Goal - Collect all lines below with the string "tunc".

[Data excerpts]
______

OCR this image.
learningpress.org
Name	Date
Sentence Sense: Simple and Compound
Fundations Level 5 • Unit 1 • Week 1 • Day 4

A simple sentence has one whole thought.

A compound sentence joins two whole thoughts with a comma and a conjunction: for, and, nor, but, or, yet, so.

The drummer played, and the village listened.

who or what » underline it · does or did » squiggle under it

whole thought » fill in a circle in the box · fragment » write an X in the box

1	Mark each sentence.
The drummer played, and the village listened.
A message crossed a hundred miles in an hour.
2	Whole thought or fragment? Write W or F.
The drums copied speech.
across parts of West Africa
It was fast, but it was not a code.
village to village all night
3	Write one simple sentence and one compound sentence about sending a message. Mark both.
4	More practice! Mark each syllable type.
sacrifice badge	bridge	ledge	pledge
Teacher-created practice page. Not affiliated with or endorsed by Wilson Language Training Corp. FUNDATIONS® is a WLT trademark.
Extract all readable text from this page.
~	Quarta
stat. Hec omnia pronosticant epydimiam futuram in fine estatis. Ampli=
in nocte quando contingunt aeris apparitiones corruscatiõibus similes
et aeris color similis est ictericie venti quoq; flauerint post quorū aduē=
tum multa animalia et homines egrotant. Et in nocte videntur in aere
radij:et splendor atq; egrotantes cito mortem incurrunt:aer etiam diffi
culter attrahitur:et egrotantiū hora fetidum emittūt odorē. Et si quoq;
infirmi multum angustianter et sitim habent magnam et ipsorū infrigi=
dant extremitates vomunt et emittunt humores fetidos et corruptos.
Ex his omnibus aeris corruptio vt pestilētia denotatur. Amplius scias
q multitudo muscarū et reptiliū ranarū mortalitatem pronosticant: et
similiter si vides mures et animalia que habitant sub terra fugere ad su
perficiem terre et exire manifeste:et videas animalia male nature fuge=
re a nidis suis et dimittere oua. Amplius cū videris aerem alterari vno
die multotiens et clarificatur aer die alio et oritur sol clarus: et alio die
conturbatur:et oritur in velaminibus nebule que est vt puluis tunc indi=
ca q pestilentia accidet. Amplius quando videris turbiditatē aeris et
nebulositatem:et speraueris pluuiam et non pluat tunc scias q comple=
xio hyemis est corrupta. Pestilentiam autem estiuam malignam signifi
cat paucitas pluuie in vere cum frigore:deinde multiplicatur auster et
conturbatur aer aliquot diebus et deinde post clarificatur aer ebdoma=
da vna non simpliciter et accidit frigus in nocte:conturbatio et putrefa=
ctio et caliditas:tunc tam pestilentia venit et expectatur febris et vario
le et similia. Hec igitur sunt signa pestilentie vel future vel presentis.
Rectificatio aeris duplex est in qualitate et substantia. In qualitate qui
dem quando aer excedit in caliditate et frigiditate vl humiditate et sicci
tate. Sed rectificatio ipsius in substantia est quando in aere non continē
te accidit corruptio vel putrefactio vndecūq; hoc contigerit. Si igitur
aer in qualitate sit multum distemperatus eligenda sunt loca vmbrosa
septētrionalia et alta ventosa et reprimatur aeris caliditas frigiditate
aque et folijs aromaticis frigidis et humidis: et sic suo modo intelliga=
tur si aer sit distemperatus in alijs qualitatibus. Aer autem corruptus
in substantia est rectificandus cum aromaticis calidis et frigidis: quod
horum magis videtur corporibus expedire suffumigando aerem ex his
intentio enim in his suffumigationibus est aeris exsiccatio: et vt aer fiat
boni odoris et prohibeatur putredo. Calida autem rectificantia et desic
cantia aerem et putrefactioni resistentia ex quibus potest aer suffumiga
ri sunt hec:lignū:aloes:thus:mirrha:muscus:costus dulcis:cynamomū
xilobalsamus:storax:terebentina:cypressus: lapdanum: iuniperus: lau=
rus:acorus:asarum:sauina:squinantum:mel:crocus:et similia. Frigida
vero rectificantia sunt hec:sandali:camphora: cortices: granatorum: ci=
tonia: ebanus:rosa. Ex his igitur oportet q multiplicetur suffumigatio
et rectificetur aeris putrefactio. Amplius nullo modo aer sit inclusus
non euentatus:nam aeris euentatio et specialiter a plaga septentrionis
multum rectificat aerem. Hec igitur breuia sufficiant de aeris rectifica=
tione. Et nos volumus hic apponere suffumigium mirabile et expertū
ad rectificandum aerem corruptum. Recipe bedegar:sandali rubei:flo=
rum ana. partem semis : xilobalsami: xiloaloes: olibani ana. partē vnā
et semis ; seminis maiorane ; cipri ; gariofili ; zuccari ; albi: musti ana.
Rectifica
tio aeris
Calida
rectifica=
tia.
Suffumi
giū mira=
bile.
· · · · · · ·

______

Answer in full -
conturbatur:et oritur in velaminibus nebule que est vt puluis tunc indi=
nebulositatem:et speraueris pluuiam et non pluat tunc scias q comple=
ctio et caliditas:tunc tam pestilentia venit et expectatur febris et vario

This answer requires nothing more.